Data entries for graphics
Start
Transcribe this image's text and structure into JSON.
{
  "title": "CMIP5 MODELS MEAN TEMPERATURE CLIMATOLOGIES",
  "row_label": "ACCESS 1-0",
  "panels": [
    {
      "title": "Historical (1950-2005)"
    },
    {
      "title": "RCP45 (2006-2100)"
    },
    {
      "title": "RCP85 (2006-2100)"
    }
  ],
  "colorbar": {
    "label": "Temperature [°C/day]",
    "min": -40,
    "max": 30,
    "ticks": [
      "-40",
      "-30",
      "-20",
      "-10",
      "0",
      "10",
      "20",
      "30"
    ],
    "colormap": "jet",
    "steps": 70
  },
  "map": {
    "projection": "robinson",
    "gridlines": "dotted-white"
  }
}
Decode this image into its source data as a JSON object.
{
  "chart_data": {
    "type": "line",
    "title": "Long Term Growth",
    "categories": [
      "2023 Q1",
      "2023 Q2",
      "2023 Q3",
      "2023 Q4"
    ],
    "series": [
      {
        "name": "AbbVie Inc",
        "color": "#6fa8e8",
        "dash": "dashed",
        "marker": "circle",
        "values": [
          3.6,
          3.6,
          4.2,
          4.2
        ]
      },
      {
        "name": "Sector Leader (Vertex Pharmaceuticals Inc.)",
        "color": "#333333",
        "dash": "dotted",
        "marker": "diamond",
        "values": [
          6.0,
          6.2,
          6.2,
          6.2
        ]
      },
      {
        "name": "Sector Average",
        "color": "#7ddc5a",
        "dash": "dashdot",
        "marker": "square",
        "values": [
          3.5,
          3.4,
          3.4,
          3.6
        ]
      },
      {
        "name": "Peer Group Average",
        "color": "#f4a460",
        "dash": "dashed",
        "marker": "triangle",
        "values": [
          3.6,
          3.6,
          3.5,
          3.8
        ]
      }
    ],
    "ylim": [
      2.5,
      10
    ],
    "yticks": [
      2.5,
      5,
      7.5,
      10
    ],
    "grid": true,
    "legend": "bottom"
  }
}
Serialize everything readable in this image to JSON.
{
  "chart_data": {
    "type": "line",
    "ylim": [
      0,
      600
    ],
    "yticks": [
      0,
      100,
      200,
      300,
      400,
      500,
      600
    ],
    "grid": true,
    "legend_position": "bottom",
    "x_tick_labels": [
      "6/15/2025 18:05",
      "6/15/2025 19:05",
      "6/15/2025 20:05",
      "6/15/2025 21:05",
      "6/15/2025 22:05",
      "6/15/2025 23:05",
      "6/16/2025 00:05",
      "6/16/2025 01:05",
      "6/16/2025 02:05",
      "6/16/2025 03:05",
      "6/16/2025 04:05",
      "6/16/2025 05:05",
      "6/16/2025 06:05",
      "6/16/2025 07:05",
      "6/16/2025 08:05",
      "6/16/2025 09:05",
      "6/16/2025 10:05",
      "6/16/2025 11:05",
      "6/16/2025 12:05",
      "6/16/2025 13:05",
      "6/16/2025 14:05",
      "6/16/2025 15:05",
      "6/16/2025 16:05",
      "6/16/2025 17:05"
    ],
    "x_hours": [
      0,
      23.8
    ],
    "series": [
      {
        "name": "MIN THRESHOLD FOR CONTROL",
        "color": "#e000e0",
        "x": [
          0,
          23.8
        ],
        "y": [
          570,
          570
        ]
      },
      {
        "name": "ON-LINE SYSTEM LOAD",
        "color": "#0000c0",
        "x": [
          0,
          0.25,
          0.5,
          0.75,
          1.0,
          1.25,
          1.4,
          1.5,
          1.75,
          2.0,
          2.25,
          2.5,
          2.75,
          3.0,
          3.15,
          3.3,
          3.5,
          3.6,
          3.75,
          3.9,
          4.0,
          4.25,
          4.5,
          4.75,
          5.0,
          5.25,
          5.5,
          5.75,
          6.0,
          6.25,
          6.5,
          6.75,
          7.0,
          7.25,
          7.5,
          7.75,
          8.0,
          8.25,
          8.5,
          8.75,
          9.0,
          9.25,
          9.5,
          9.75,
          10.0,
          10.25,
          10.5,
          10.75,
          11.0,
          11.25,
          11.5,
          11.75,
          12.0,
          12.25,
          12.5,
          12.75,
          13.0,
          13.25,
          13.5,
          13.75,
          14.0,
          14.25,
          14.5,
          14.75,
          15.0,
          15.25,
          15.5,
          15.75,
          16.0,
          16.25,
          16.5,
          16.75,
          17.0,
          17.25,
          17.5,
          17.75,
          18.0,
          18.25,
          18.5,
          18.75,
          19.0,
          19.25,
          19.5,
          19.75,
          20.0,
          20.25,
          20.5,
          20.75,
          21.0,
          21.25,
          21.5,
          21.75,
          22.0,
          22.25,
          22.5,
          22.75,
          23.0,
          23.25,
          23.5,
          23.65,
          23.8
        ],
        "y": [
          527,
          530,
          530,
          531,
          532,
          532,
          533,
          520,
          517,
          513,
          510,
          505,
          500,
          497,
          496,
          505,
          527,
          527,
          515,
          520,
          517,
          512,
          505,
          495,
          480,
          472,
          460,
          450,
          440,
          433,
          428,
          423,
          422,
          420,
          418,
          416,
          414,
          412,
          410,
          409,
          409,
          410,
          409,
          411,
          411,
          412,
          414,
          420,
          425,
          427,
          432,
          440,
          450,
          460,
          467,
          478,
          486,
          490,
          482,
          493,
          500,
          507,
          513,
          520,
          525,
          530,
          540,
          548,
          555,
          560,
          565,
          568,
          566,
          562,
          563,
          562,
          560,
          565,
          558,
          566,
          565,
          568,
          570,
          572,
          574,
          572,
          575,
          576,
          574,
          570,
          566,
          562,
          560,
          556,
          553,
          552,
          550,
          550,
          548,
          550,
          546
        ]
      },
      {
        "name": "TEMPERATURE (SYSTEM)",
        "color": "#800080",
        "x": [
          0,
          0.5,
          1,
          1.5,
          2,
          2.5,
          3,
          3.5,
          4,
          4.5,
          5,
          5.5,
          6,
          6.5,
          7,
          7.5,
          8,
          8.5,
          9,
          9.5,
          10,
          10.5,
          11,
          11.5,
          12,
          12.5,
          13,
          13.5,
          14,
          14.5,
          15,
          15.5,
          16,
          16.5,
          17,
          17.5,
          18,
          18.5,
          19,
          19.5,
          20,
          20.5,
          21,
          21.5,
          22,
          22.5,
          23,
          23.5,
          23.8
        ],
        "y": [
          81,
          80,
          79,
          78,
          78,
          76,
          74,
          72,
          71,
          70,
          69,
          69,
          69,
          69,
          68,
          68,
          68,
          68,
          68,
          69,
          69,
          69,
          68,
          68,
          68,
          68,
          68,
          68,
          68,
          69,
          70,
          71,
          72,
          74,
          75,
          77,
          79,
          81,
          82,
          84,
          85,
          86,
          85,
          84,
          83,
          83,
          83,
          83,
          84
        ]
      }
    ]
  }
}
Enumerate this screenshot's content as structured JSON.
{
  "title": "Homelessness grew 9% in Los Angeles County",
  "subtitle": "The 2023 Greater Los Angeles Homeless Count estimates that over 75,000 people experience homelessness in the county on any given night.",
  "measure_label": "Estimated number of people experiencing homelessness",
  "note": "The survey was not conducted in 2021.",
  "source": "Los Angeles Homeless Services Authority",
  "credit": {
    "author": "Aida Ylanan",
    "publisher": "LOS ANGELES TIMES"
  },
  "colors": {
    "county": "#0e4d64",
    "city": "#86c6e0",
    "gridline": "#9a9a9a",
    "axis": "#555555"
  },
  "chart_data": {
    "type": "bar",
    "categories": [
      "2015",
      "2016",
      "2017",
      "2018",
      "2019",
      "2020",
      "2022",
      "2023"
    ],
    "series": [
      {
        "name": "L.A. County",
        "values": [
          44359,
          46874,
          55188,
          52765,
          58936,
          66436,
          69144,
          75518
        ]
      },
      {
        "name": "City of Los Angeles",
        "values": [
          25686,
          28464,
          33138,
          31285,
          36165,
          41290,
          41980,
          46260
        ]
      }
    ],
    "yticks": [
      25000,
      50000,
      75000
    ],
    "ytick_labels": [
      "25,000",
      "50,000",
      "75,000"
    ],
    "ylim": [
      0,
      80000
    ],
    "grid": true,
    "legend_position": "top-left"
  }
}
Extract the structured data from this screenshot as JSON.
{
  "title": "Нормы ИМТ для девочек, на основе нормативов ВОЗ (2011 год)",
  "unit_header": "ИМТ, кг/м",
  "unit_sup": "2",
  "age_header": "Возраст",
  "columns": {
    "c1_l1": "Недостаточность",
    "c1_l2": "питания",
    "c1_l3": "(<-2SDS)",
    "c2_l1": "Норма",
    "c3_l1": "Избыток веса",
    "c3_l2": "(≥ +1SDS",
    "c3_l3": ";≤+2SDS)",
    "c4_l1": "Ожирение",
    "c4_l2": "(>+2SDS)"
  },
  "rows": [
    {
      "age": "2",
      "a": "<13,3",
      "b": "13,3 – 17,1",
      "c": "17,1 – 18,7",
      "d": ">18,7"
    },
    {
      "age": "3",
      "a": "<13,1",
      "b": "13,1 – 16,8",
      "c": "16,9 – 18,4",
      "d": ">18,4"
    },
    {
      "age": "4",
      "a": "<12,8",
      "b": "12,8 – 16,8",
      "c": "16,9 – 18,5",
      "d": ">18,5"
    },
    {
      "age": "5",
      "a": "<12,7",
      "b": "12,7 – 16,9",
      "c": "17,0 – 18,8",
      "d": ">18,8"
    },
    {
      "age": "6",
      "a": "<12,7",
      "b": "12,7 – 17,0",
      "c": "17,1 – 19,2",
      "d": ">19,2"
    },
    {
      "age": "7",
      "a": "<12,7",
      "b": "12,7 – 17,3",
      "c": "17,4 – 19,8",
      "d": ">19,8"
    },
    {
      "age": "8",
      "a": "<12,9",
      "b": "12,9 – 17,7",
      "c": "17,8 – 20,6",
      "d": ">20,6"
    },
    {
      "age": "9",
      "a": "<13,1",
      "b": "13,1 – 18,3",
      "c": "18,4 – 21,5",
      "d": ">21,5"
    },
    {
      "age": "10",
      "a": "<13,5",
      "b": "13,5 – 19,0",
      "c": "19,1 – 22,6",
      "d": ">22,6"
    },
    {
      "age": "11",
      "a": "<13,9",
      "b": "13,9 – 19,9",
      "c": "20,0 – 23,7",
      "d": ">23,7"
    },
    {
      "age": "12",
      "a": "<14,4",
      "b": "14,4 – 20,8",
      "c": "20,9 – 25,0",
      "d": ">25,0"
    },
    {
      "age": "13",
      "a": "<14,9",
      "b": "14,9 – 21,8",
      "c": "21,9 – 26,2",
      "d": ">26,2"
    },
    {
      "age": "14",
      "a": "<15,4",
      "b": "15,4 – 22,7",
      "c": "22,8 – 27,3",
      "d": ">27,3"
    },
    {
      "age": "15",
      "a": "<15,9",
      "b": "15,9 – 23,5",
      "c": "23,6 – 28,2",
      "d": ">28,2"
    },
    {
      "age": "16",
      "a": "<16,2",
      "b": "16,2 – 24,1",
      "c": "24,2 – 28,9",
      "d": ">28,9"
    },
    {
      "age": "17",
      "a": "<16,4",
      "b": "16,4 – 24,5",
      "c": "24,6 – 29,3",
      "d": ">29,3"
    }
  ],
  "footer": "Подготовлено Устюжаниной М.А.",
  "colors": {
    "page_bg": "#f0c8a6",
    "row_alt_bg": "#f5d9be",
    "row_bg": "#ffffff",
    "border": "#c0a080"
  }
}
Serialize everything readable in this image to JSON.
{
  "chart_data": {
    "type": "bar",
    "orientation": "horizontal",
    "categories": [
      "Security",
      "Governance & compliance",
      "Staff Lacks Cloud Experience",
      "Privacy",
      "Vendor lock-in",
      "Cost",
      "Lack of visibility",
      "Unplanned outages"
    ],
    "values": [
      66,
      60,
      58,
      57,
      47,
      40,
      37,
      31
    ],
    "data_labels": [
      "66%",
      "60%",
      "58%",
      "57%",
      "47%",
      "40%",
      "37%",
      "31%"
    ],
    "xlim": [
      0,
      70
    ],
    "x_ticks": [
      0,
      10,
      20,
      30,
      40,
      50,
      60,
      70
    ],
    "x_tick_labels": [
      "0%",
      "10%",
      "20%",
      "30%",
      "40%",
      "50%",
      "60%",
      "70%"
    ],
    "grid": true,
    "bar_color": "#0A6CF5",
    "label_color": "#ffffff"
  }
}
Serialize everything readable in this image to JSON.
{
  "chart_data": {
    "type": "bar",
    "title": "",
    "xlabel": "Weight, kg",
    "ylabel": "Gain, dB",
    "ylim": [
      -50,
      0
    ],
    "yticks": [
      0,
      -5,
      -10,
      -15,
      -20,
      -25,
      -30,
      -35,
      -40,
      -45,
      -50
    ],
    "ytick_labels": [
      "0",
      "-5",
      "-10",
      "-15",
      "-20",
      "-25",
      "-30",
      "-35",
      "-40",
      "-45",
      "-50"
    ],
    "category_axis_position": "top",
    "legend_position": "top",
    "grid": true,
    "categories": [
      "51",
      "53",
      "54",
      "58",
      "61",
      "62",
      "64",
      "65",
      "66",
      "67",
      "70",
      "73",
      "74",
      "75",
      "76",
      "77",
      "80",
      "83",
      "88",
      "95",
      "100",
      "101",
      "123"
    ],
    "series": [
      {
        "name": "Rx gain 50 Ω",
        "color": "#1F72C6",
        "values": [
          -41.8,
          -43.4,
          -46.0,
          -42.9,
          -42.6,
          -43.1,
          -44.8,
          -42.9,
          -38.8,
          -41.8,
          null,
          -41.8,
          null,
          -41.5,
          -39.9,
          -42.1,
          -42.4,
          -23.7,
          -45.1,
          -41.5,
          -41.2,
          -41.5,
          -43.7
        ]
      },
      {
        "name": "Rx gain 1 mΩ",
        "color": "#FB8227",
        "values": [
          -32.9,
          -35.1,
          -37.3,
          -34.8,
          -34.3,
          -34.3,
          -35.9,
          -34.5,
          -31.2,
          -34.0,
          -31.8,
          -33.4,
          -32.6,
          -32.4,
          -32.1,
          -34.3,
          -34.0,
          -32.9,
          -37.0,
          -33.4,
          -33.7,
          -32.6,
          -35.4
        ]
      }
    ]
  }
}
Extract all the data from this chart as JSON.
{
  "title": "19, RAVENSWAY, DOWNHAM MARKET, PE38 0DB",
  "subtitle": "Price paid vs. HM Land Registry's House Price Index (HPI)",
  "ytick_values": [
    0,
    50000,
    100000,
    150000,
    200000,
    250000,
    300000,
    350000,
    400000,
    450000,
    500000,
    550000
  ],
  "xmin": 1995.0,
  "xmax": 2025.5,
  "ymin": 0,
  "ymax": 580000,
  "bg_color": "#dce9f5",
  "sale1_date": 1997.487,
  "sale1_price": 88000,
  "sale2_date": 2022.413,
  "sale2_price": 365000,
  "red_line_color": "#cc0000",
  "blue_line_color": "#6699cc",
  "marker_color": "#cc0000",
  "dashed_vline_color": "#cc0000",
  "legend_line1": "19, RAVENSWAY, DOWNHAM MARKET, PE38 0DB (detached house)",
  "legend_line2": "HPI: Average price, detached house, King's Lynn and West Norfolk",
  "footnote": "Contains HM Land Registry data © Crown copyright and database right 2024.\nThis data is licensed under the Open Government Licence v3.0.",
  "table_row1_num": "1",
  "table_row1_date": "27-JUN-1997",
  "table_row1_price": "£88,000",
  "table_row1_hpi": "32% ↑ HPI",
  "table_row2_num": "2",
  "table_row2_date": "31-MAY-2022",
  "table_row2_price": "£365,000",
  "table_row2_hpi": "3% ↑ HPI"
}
End
*REQUIREMENTS*
Copy exactly, word for word, the line with "Extract all the data from this chart as JSON." through the final line of the listing.

*FINAL RESULT*
Extract all the data from this chart as JSON.
{
  "title": "19, RAVENSWAY, DOWNHAM MARKET, PE38 0DB",
  "subtitle": "Price paid vs. HM Land Registry's House Price Index (HPI)",
  "ytick_values": [
    0,
    50000,
    100000,
    150000,
    200000,
    250000,
    300000,
    350000,
    400000,
    450000,
    500000,
    550000
  ],
  "xmin": 1995.0,
  "xmax": 2025.5,
  "ymin": 0,
  "ymax": 580000,
  "bg_color": "#dce9f5",
  "sale1_date": 1997.487,
  "sale1_price": 88000,
  "sale2_date": 2022.413,
  "sale2_price": 365000,
  "red_line_color": "#cc0000",
  "blue_line_color": "#6699cc",
  "marker_color": "#cc0000",
  "dashed_vline_color": "#cc0000",
  "legend_line1": "19, RAVENSWAY, DOWNHAM MARKET, PE38 0DB (detached house)",
  "legend_line2": "HPI: Average price, detached house, King's Lynn and West Norfolk",
  "footnote": "Contains HM Land Registry data © Crown copyright and database right 2024.\nThis data is licensed under the Open Government Licence v3.0.",
  "table_row1_num": "1",
  "table_row1_date": "27-JUN-1997",
  "table_row1_price": "£88,000",
  "table_row1_hpi": "32% ↑ HPI",
  "table_row2_num": "2",
  "table_row2_date": "31-MAY-2022",
  "table_row2_price": "£365,000",
  "table_row2_hpi": "3% ↑ HPI"
}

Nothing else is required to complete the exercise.